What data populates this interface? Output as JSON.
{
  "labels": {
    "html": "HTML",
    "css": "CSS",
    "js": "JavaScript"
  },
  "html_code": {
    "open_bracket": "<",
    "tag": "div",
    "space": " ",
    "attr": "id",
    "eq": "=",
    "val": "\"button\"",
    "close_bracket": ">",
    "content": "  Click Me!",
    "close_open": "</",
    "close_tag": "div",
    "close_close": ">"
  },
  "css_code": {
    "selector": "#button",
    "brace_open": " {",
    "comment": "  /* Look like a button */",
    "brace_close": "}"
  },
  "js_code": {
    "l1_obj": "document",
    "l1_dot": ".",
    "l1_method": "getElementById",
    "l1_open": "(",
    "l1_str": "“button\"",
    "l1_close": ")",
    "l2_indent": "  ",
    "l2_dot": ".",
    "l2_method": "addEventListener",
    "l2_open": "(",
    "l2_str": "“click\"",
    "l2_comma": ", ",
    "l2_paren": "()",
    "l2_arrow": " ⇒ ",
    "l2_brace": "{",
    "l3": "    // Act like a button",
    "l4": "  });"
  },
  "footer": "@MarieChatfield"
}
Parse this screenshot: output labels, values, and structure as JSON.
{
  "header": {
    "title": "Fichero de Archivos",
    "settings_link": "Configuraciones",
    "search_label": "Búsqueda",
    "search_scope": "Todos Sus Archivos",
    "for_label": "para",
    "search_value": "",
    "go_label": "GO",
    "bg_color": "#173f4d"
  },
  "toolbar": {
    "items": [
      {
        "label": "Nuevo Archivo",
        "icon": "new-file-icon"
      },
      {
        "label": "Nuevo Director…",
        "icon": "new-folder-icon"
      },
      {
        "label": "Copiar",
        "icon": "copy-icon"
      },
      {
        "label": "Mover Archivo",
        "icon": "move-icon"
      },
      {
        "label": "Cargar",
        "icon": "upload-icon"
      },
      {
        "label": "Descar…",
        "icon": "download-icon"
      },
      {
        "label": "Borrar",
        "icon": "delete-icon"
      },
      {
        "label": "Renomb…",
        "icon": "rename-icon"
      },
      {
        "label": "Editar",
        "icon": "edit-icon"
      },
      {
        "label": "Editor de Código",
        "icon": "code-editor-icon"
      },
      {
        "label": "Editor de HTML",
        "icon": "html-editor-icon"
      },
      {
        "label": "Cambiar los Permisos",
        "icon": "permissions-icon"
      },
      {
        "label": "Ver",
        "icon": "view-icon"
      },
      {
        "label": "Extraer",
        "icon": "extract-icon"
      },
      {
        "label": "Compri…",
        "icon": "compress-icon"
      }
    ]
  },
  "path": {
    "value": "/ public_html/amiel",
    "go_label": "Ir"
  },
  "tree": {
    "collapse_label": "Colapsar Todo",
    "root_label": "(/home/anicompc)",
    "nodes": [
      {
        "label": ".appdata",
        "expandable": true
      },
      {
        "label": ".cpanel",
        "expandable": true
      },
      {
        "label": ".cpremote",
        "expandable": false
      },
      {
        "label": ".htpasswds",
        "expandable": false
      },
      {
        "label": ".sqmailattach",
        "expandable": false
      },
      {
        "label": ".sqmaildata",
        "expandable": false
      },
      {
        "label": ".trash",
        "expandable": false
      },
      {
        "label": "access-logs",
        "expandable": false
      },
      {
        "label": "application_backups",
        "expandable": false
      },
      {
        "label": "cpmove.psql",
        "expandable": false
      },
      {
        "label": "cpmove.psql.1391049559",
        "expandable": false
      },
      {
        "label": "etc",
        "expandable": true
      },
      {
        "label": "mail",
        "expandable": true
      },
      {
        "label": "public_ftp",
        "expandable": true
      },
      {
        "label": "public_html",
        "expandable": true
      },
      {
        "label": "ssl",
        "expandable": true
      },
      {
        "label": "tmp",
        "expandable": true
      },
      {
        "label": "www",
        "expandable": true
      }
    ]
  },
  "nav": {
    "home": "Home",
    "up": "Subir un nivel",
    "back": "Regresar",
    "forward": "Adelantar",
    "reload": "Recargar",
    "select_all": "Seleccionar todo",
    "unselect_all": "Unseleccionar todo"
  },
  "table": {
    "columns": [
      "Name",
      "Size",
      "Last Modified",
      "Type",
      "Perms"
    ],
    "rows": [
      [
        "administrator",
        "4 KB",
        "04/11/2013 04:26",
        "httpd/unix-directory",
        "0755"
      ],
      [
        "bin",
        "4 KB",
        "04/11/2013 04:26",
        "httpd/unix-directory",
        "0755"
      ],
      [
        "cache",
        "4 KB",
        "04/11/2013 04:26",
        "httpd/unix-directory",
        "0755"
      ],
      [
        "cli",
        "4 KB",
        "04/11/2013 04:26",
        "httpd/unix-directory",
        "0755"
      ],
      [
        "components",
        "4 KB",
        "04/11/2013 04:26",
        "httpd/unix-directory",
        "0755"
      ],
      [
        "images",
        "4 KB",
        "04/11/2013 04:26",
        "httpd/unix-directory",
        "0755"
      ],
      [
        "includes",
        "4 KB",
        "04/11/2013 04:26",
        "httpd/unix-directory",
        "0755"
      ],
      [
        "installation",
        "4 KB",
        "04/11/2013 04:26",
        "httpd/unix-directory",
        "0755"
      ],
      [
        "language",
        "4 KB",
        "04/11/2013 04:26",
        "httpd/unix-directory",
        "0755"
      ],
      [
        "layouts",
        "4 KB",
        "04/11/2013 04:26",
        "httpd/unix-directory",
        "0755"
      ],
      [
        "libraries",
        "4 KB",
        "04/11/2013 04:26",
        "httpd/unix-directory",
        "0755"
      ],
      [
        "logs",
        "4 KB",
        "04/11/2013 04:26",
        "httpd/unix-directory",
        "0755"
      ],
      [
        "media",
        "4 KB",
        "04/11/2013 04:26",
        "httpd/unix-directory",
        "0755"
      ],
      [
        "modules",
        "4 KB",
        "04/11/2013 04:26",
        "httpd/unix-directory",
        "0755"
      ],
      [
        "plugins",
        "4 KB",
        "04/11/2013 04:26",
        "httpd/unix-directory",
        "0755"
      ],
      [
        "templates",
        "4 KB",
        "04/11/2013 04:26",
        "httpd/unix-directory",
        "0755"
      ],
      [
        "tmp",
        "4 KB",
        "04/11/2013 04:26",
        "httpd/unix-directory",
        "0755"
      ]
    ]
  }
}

■ ■ ■ ■

> [WHAT IS BEING ASKED]
Return every line above that contains the word "Archivos".

> [RESULT]
    "title": "Fichero de Archivos",
    "search_scope": "Todos Sus Archivos",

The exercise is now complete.